▶ [Exercise goal]
Make an exact copy of all the data.

▶ [Data supplied]
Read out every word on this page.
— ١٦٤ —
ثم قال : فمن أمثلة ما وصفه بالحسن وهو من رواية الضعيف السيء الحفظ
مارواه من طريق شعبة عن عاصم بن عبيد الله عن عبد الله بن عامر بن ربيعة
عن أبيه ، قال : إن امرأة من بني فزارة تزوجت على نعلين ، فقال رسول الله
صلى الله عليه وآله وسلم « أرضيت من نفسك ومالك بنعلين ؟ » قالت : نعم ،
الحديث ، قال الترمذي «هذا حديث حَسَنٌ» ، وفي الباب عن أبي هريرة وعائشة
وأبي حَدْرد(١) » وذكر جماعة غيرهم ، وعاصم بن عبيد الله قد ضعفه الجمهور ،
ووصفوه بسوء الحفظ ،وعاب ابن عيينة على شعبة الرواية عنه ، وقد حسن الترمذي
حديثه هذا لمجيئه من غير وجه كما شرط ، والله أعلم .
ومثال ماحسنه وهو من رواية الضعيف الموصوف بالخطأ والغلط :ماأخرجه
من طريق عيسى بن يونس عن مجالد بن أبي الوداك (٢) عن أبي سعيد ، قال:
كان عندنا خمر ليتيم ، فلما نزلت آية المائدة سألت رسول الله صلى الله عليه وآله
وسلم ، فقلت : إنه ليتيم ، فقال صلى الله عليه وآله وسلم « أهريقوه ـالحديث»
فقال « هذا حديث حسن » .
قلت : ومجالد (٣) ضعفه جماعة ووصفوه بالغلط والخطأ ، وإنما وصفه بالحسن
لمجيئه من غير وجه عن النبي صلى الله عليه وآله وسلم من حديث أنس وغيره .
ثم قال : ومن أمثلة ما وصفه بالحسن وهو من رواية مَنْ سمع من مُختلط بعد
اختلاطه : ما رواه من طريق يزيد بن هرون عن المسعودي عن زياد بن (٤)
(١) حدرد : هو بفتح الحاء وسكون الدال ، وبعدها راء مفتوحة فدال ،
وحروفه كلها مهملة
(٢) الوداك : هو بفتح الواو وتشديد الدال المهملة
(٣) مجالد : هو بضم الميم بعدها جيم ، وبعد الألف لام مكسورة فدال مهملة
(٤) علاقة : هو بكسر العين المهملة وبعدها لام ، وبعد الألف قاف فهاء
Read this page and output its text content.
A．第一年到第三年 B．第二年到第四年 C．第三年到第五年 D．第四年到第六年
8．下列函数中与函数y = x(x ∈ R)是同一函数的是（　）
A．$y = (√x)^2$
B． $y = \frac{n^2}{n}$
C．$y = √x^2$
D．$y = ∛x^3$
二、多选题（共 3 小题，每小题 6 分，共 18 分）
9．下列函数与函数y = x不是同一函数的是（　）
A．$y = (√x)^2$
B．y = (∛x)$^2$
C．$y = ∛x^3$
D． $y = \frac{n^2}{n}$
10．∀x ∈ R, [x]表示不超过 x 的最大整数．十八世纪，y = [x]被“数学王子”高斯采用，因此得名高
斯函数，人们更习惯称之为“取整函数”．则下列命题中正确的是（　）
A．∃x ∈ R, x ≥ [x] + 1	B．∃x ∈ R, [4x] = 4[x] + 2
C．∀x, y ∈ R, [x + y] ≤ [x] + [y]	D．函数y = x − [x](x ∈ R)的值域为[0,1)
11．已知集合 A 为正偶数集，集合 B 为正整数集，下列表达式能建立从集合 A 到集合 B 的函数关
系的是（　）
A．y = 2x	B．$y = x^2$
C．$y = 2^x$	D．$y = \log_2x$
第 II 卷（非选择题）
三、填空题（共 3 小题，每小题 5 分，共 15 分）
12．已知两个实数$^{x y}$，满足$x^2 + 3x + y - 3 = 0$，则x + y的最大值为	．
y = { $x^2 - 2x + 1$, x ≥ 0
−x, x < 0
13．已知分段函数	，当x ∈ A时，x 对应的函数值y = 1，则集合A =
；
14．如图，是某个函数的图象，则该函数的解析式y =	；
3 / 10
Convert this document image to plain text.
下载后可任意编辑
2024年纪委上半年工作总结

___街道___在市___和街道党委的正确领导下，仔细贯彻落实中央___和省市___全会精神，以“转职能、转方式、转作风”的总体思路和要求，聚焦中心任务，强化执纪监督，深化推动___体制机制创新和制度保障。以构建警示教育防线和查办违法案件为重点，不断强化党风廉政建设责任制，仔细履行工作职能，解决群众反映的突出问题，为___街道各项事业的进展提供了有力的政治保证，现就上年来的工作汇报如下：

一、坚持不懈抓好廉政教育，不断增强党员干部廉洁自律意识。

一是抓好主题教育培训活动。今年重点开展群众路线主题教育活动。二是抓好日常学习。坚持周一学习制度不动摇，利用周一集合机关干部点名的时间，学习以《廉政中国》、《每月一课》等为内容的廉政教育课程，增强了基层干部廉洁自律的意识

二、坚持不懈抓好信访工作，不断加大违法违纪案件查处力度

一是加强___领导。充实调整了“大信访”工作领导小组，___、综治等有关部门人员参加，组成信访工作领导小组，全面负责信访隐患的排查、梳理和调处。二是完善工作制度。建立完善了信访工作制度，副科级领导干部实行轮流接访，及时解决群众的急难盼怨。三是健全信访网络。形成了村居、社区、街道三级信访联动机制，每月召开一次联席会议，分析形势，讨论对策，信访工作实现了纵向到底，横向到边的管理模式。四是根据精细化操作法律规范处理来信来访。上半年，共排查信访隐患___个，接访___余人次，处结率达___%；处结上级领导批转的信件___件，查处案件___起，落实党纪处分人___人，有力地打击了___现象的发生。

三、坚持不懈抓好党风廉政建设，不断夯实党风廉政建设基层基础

▶ [Answer below]
Read out every word on this page.
— ١٦٤ —
ثم قال : فمن أمثلة ما وصفه بالحسن وهو من رواية الضعيف السيء الحفظ
مارواه من طريق شعبة عن عاصم بن عبيد الله عن عبد الله بن عامر بن ربيعة
عن أبيه ، قال : إن امرأة من بني فزارة تزوجت على نعلين ، فقال رسول الله
صلى الله عليه وآله وسلم « أرضيت من نفسك ومالك بنعلين ؟ » قالت : نعم ،
الحديث ، قال الترمذي «هذا حديث حَسَنٌ» ، وفي الباب عن أبي هريرة وعائشة
وأبي حَدْرد(١) » وذكر جماعة غيرهم ، وعاصم بن عبيد الله قد ضعفه الجمهور ،
ووصفوه بسوء الحفظ ،وعاب ابن عيينة على شعبة الرواية عنه ، وقد حسن الترمذي
حديثه هذا لمجيئه من غير وجه كما شرط ، والله أعلم .
ومثال ماحسنه وهو من رواية الضعيف الموصوف بالخطأ والغلط :ماأخرجه
من طريق عيسى بن يونس عن مجالد بن أبي الوداك (٢) عن أبي سعيد ، قال:
كان عندنا خمر ليتيم ، فلما نزلت آية المائدة سألت رسول الله صلى الله عليه وآله
وسلم ، فقلت : إنه ليتيم ، فقال صلى الله عليه وآله وسلم « أهريقوه ـالحديث»
فقال « هذا حديث حسن » .
قلت : ومجالد (٣) ضعفه جماعة ووصفوه بالغلط والخطأ ، وإنما وصفه بالحسن
لمجيئه من غير وجه عن النبي صلى الله عليه وآله وسلم من حديث أنس وغيره .
ثم قال : ومن أمثلة ما وصفه بالحسن وهو من رواية مَنْ سمع من مُختلط بعد
اختلاطه : ما رواه من طريق يزيد بن هرون عن المسعودي عن زياد بن (٤)
(١) حدرد : هو بفتح الحاء وسكون الدال ، وبعدها راء مفتوحة فدال ،
وحروفه كلها مهملة
(٢) الوداك : هو بفتح الواو وتشديد الدال المهملة
(٣) مجالد : هو بضم الميم بعدها جيم ، وبعد الألف لام مكسورة فدال مهملة
(٤) علاقة : هو بكسر العين المهملة وبعدها لام ، وبعد الألف قاف فهاء
Read this page and output its text content.
A．第一年到第三年 B．第二年到第四年 C．第三年到第五年 D．第四年到第六年
8．下列函数中与函数y = x(x ∈ R)是同一函数的是（　）
A．$y = (√x)^2$
B． $y = \frac{n^2}{n}$
C．$y = √x^2$
D．$y = ∛x^3$
二、多选题（共 3 小题，每小题 6 分，共 18 分）
9．下列函数与函数y = x不是同一函数的是（　）
A．$y = (√x)^2$
B．y = (∛x)$^2$
C．$y = ∛x^3$
D． $y = \frac{n^2}{n}$
10．∀x ∈ R, [x]表示不超过 x 的最大整数．十八世纪，y = [x]被“数学王子”高斯采用，因此得名高
斯函数，人们更习惯称之为“取整函数”．则下列命题中正确的是（　）
A．∃x ∈ R, x ≥ [x] + 1	B．∃x ∈ R, [4x] = 4[x] + 2
C．∀x, y ∈ R, [x + y] ≤ [x] + [y]	D．函数y = x − [x](x ∈ R)的值域为[0,1)
11．已知集合 A 为正偶数集，集合 B 为正整数集，下列表达式能建立从集合 A 到集合 B 的函数关
系的是（　）
A．y = 2x	B．$y = x^2$
C．$y = 2^x$	D．$y = \log_2x$
第 II 卷（非选择题）
三、填空题（共 3 小题，每小题 5 分，共 15 分）
12．已知两个实数$^{x y}$，满足$x^2 + 3x + y - 3 = 0$，则x + y的最大值为	．
y = { $x^2 - 2x + 1$, x ≥ 0
−x, x < 0
13．已知分段函数	，当x ∈ A时，x 对应的函数值y = 1，则集合A =
；
14．如图，是某个函数的图象，则该函数的解析式y =	；
3 / 10
Convert this document image to plain text.
下载后可任意编辑
2024年纪委上半年工作总结

___街道___在市___和街道党委的正确领导下，仔细贯彻落实中央___和省市___全会精神，以“转职能、转方式、转作风”的总体思路和要求，聚焦中心任务，强化执纪监督，深化推动___体制机制创新和制度保障。以构建警示教育防线和查办违法案件为重点，不断强化党风廉政建设责任制，仔细履行工作职能，解决群众反映的突出问题，为___街道各项事业的进展提供了有力的政治保证，现就上年来的工作汇报如下：

一、坚持不懈抓好廉政教育，不断增强党员干部廉洁自律意识。

一是抓好主题教育培训活动。今年重点开展群众路线主题教育活动。二是抓好日常学习。坚持周一学习制度不动摇，利用周一集合机关干部点名的时间，学习以《廉政中国》、《每月一课》等为内容的廉政教育课程，增强了基层干部廉洁自律的意识

二、坚持不懈抓好信访工作，不断加大违法违纪案件查处力度

一是加强___领导。充实调整了“大信访”工作领导小组，___、综治等有关部门人员参加，组成信访工作领导小组，全面负责信访隐患的排查、梳理和调处。二是完善工作制度。建立完善了信访工作制度，副科级领导干部实行轮流接访，及时解决群众的急难盼怨。三是健全信访网络。形成了村居、社区、街道三级信访联动机制，每月召开一次联席会议，分析形势，讨论对策，信访工作实现了纵向到底，横向到边的管理模式。四是根据精细化操作法律规范处理来信来访。上半年，共排查信访隐患___个，接访___余人次，处结率达___%；处结上级领导批转的信件___件，查处案件___起，落实党纪处分人___人，有力地打击了___现象的发生。

三、坚持不懈抓好党风廉政建设，不断夯实党风廉政建设基层基础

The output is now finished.